§ **Activity**
Go through the listing below. Copy each line that has the string "text".

─── Available records

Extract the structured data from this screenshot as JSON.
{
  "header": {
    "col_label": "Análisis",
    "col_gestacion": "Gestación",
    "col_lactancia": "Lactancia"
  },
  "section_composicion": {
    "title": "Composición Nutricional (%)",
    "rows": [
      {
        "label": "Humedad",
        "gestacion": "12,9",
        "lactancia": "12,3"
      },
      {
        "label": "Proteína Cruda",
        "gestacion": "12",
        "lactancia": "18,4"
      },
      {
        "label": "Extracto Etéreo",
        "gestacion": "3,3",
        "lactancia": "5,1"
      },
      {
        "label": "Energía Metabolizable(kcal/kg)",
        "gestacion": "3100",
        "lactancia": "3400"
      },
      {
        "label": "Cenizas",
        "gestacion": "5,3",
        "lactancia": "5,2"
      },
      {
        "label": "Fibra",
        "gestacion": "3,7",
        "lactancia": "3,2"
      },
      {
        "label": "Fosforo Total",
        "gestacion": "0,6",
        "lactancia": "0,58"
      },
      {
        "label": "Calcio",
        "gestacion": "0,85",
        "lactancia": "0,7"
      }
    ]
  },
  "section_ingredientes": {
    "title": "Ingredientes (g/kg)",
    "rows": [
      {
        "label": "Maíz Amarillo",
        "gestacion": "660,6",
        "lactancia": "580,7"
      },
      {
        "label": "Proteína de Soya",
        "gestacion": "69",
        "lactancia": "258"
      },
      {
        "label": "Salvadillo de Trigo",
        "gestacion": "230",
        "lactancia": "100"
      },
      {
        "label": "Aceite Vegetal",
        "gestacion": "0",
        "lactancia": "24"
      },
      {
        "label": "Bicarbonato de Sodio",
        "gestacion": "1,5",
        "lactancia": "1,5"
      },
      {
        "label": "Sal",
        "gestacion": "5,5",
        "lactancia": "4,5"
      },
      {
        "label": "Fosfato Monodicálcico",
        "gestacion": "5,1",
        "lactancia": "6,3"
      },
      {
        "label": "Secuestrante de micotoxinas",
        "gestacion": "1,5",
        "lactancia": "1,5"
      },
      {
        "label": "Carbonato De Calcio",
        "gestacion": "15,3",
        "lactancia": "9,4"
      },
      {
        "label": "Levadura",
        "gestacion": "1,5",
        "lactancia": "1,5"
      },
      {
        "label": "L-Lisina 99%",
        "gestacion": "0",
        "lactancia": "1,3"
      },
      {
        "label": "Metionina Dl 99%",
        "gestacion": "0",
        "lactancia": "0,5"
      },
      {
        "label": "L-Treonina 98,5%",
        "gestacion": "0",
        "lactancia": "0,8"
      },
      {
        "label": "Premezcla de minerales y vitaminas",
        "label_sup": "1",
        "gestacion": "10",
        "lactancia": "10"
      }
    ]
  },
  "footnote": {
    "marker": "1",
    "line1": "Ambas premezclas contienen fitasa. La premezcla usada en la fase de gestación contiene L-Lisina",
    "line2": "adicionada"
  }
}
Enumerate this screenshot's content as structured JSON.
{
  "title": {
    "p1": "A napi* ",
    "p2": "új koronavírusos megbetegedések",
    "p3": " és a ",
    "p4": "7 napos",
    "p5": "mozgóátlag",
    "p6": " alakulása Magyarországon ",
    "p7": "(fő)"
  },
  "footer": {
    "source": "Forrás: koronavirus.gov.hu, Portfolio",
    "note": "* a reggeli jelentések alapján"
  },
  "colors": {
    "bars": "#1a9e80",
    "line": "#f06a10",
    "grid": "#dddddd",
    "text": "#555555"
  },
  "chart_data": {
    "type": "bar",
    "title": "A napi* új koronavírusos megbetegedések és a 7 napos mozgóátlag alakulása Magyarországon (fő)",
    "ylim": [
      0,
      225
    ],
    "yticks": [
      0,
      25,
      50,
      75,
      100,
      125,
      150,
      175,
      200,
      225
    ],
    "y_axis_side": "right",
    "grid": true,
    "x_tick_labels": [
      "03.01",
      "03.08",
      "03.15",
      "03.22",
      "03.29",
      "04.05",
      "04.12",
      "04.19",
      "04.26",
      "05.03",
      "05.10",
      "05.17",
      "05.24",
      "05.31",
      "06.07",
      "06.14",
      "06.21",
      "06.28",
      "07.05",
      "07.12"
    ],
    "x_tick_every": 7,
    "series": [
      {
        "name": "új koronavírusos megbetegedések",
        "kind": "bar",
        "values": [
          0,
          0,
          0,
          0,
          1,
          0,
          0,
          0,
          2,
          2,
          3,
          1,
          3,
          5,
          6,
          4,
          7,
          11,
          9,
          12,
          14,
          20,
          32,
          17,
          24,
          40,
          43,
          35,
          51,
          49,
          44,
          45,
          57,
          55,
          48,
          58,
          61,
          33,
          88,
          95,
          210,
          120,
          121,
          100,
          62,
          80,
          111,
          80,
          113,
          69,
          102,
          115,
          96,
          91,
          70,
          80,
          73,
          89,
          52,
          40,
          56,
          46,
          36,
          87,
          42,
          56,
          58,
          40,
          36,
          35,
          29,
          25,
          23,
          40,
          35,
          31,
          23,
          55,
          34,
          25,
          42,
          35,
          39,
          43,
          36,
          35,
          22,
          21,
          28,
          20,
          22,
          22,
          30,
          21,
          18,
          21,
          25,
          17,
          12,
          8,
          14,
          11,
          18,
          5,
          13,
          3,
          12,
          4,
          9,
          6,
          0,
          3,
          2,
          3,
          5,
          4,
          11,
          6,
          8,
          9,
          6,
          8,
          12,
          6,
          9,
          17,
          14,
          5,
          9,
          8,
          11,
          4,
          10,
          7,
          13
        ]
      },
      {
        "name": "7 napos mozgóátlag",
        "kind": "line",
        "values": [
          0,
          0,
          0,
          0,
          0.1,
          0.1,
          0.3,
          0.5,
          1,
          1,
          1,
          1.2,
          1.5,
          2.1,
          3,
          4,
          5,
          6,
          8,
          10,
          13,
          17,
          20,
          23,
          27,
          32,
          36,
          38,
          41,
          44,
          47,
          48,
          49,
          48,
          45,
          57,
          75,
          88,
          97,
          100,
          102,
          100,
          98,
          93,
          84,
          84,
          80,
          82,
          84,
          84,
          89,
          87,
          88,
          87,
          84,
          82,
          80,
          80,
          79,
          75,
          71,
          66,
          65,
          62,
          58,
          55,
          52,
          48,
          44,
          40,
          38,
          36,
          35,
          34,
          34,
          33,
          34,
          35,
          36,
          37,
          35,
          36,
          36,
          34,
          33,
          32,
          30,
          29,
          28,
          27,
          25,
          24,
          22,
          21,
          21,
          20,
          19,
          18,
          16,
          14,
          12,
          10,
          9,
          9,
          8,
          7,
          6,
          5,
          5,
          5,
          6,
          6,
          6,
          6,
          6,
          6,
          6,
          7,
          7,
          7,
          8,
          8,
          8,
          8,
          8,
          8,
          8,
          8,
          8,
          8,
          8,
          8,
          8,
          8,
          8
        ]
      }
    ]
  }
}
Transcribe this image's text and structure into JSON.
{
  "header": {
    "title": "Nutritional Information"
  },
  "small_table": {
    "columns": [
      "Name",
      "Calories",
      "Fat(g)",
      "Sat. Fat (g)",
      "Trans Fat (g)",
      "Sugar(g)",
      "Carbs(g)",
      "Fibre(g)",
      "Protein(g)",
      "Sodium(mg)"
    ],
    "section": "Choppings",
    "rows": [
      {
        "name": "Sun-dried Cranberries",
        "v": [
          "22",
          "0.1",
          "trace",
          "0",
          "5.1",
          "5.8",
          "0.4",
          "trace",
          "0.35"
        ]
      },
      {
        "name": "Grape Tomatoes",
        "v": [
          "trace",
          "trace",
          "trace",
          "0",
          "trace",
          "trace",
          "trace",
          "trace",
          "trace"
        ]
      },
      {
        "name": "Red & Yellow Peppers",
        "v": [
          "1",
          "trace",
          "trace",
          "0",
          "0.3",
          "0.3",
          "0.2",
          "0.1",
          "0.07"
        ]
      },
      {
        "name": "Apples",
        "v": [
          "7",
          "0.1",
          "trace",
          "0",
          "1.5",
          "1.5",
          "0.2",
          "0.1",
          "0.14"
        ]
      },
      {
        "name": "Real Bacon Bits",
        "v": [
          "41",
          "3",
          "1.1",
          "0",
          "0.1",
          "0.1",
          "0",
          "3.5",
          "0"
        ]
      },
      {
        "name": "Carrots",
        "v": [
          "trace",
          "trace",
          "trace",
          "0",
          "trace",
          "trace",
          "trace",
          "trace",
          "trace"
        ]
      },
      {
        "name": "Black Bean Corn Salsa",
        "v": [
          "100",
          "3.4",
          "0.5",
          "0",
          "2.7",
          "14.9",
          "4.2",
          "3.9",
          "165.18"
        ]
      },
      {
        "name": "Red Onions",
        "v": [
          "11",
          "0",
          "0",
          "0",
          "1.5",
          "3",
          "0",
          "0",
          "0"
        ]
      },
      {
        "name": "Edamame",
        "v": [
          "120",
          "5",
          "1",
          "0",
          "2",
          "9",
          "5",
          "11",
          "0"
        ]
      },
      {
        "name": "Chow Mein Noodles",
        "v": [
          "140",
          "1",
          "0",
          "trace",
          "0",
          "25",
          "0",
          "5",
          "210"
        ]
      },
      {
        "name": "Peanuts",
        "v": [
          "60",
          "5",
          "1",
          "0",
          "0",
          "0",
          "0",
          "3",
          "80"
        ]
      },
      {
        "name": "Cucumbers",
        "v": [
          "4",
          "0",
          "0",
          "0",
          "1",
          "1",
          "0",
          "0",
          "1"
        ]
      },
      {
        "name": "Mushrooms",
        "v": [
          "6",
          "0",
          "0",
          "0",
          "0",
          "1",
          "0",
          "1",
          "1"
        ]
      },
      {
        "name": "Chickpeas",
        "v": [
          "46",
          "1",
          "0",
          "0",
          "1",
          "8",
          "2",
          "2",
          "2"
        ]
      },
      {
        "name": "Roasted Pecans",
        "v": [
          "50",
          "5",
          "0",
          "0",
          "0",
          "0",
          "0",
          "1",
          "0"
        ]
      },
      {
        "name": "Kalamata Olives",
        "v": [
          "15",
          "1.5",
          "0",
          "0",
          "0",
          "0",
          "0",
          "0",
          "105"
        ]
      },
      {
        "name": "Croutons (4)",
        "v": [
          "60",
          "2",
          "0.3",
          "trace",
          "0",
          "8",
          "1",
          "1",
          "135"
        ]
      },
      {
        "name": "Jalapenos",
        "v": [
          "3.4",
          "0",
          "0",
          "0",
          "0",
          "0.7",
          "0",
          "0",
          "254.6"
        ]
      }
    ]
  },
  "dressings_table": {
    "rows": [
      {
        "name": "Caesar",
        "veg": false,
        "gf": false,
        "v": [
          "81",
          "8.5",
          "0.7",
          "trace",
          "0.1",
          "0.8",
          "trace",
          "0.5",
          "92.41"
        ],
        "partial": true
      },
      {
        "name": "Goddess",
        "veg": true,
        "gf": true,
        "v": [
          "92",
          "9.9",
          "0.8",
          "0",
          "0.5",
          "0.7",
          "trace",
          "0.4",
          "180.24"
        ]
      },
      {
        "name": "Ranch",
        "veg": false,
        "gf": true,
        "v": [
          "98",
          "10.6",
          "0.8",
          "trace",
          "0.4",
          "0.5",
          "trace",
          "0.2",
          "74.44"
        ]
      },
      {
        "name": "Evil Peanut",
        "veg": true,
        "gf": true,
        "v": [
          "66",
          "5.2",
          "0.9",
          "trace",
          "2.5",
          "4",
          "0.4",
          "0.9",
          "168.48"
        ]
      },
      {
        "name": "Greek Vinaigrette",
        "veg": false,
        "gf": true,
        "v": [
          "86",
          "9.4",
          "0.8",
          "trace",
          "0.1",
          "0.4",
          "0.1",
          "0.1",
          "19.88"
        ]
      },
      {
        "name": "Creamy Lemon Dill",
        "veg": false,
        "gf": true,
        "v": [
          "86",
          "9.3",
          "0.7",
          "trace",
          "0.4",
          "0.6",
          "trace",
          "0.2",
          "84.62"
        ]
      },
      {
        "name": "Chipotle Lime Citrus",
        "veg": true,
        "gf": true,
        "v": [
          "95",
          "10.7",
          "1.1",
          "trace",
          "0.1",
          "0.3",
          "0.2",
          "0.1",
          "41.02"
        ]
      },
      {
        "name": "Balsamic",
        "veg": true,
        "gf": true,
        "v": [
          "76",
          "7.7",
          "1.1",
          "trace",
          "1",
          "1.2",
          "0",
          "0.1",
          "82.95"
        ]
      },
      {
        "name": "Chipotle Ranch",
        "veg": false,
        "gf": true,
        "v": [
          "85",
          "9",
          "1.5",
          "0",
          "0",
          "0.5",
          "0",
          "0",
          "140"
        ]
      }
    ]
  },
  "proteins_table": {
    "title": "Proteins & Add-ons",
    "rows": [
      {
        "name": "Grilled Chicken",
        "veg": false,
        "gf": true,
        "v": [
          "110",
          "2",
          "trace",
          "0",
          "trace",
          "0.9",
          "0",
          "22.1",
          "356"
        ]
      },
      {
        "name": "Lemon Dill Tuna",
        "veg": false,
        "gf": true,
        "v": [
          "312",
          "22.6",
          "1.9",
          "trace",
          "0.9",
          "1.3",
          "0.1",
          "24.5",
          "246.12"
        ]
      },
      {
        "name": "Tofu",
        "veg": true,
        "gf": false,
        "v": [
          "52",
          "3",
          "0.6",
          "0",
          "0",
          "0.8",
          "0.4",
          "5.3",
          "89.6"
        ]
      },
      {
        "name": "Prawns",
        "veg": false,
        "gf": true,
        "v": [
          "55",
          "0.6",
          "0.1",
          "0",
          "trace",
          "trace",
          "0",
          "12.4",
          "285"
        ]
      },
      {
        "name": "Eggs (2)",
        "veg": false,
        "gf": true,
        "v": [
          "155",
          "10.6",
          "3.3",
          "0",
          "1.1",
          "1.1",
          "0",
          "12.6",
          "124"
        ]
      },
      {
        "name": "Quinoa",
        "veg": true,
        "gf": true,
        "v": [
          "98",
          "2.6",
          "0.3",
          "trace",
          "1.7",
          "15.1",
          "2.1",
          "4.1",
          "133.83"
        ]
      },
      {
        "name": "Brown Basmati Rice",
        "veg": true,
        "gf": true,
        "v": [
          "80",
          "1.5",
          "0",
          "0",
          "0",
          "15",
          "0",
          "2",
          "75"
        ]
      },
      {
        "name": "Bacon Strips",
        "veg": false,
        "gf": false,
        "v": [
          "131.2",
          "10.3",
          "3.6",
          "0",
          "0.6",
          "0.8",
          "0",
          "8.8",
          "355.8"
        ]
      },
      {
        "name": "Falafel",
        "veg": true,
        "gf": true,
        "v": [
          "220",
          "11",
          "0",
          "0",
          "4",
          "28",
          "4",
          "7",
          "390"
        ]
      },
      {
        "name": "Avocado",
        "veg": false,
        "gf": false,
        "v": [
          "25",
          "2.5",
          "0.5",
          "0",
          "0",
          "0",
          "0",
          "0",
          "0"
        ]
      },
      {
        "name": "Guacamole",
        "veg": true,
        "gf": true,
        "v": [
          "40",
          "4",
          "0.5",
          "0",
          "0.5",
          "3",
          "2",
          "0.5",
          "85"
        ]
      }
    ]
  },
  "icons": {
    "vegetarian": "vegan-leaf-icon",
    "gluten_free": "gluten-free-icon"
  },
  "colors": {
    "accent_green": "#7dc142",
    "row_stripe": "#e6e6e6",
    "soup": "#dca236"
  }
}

──────

§ **Task answer**
    "text": "#555555"
Transcribe this image's text and structure into JSON.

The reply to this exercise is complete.